▶ _Recorded data_:

-- START --

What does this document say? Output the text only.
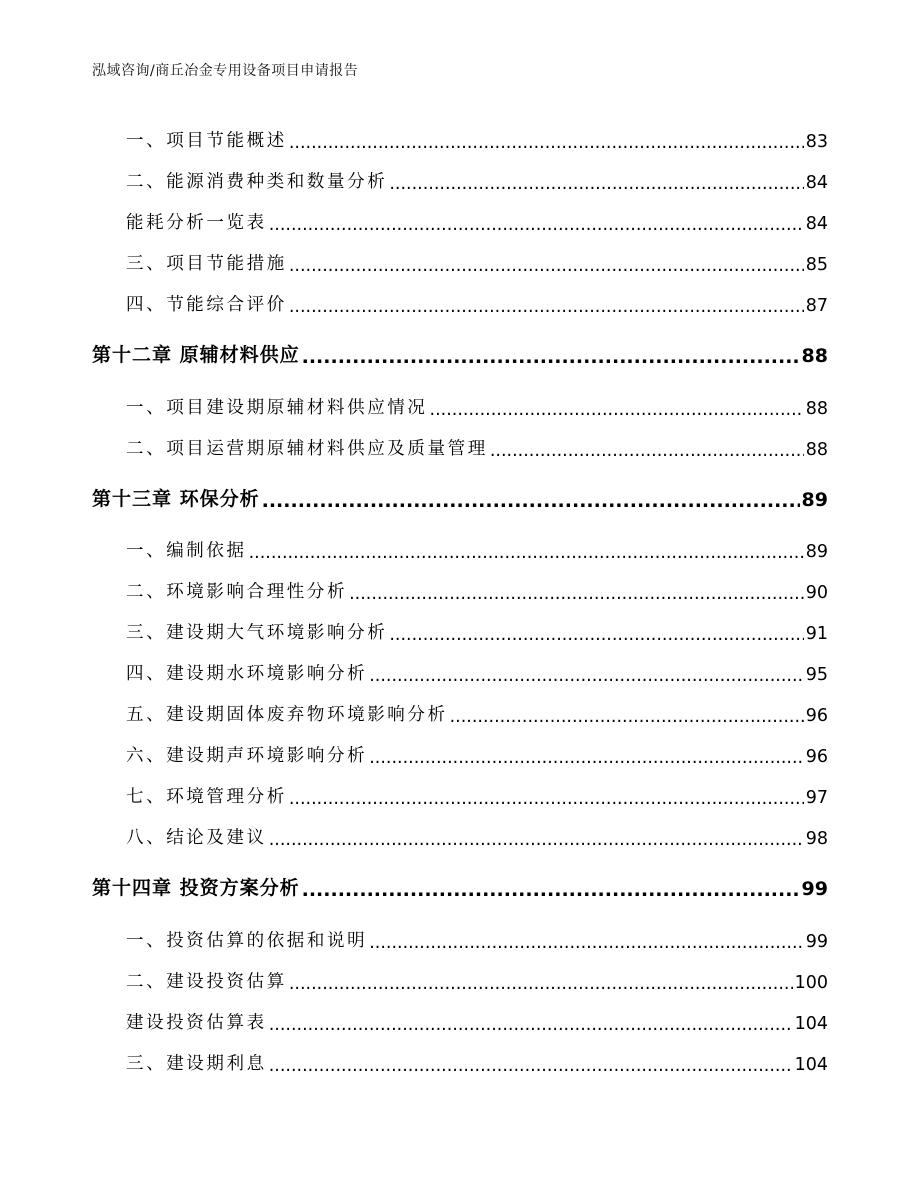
泓域咨询/商丘冶金专用设备项目申请报告
一、 项目节能概述 .....	83
二、 能源消费种类和数量分析 .....	84
能耗分析一览表 .....	84
三、 项目节能措施 .....	85
四、 节能综合评价 .....	87
第十二章 原辅材料供应 .....	88
一、 项目建设期原辅材料供应情况 .....	88
二、 项目运营期原辅材料供应及质量管理 .....	88
第十三章 环保分析 .....	89
一、 编制依据 .....	89
二、 环境影响合理性分析 .....	90
三、 建设期大气环境影响分析 .....	91
四、 建设期水环境影响分析 .....	95
五、 建设期固体废弃物环境影响分析 .....	96
六、 建设期声环境影响分析 .....	96
七、 环境管理分析 .....	97
八、 结论及建议 .....	98
第十四章 投资方案分析 .....	99
一、 投资估算的依据和说明 .....	99
二、 建设投资估算 .....	100
建设投资估算表 .....	104
三、 建设期利息 .....	104
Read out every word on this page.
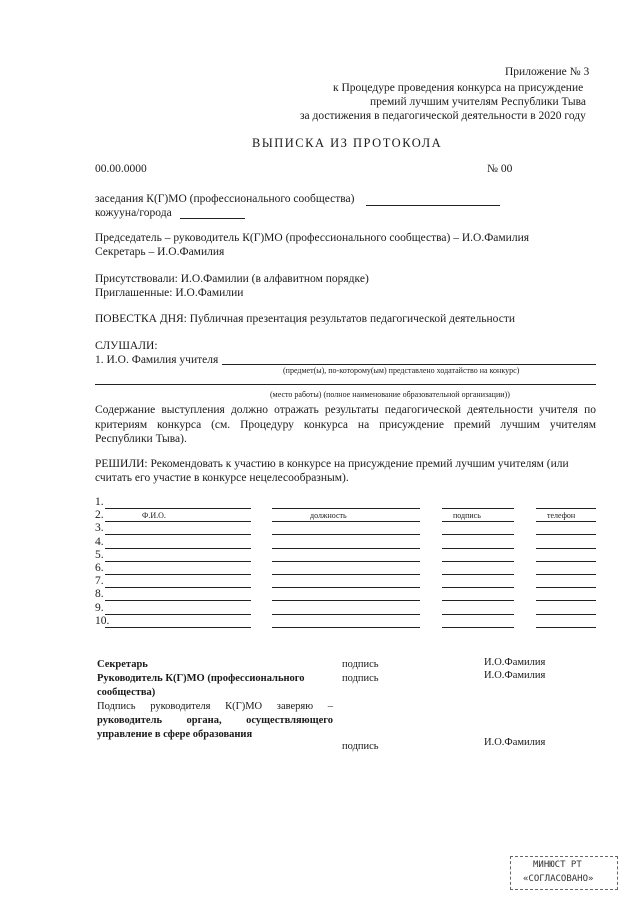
Приложение № 3
к Процедуре проведения конкурса на присуждение
премий лучшим учителям Республики Тыва
за достижения в педагогической деятельности в 2020 году
ВЫПИСКА ИЗ ПРОТОКОЛА
00.00.0000	№ 00
заседания К(Г)МО (профессионального сообщества)
кожууна/города
Председатель – руководитель К(Г)МО (профессионального сообщества) – И.О.Фамилия
Секретарь – И.О.Фамилия
Присутствовали: И.О.Фамилии (в алфавитном порядке)
Приглашенные: И.О.Фамилии
ПОВЕСТКА ДНЯ: Публичная презентация результатов педагогической деятельности
СЛУШАЛИ:
1. И.О. Фамилия учителя
(предмет(ы), по-которому(ым) представлено ходатайство на конкурс)
(место работы) (полное наименование образовательной организации))
Содержание выступления должно отражать результаты педагогической деятельности учителя по
критериям конкурса (см. Процедуру конкурса на присуждение премий лучшим учителям
Республики Тыва).
РЕШИЛИ: Рекомендовать к участию в конкурсе на присуждение премий лучшим учителям (или
считать его участие в конкурсе нецелесообразным).
Ф.И.О.	должность	подпись	телефон
1.
2.
3.
4.
5.
6.
7.
8.
9.
10.
Секретарь	подпись	И.О.Фамилия
Руководитель К(Г)МО (профессионального
сообщества)
подпись	И.О.Фамилия
Подпись руководителя К(Г)МО заверяю –
руководитель органа, осуществляющего
управление в сфере образования
подпись	И.О.Фамилия
МИНЮСТ РТ
«СОГЛАСОВАНО»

-- END --

▶ _Aim of the task_: Copy the listing over exactly, skipping the pictures it holds.

▶ _Full response_:
What does this document say? Output the text only.
泓域咨询/商丘冶金专用设备项目申请报告
一、 项目节能概述 .....	83
二、 能源消费种类和数量分析 .....	84
能耗分析一览表 .....	84
三、 项目节能措施 .....	85
四、 节能综合评价 .....	87
第十二章 原辅材料供应 .....	88
一、 项目建设期原辅材料供应情况 .....	88
二、 项目运营期原辅材料供应及质量管理 .....	88
第十三章 环保分析 .....	89
一、 编制依据 .....	89
二、 环境影响合理性分析 .....	90
三、 建设期大气环境影响分析 .....	91
四、 建设期水环境影响分析 .....	95
五、 建设期固体废弃物环境影响分析 .....	96
六、 建设期声环境影响分析 .....	96
七、 环境管理分析 .....	97
八、 结论及建议 .....	98
第十四章 投资方案分析 .....	99
一、 投资估算的依据和说明 .....	99
二、 建设投资估算 .....	100
建设投资估算表 .....	104
三、 建设期利息 .....	104
Read out every word on this page.
Приложение № 3
к Процедуре проведения конкурса на присуждение
премий лучшим учителям Республики Тыва
за достижения в педагогической деятельности в 2020 году
ВЫПИСКА ИЗ ПРОТОКОЛА
00.00.0000	№ 00
заседания К(Г)МО (профессионального сообщества)
кожууна/города
Председатель – руководитель К(Г)МО (профессионального сообщества) – И.О.Фамилия
Секретарь – И.О.Фамилия
Присутствовали: И.О.Фамилии (в алфавитном порядке)
Приглашенные: И.О.Фамилии
ПОВЕСТКА ДНЯ: Публичная презентация результатов педагогической деятельности
СЛУШАЛИ:
1. И.О. Фамилия учителя
(предмет(ы), по-которому(ым) представлено ходатайство на конкурс)
(место работы) (полное наименование образовательной организации))
Содержание выступления должно отражать результаты педагогической деятельности учителя по
критериям конкурса (см. Процедуру конкурса на присуждение премий лучшим учителям
Республики Тыва).
РЕШИЛИ: Рекомендовать к участию в конкурсе на присуждение премий лучшим учителям (или
считать его участие в конкурсе нецелесообразным).
Ф.И.О.	должность	подпись	телефон
1.
2.
3.
4.
5.
6.
7.
8.
9.
10.
Секретарь	подпись	И.О.Фамилия
Руководитель К(Г)МО (профессионального
сообщества)
подпись	И.О.Фамилия
Подпись руководителя К(Г)МО заверяю –
руководитель органа, осуществляющего
управление в сфере образования
подпись	И.О.Фамилия
МИНЮСТ РТ
«СОГЛАСОВАНО»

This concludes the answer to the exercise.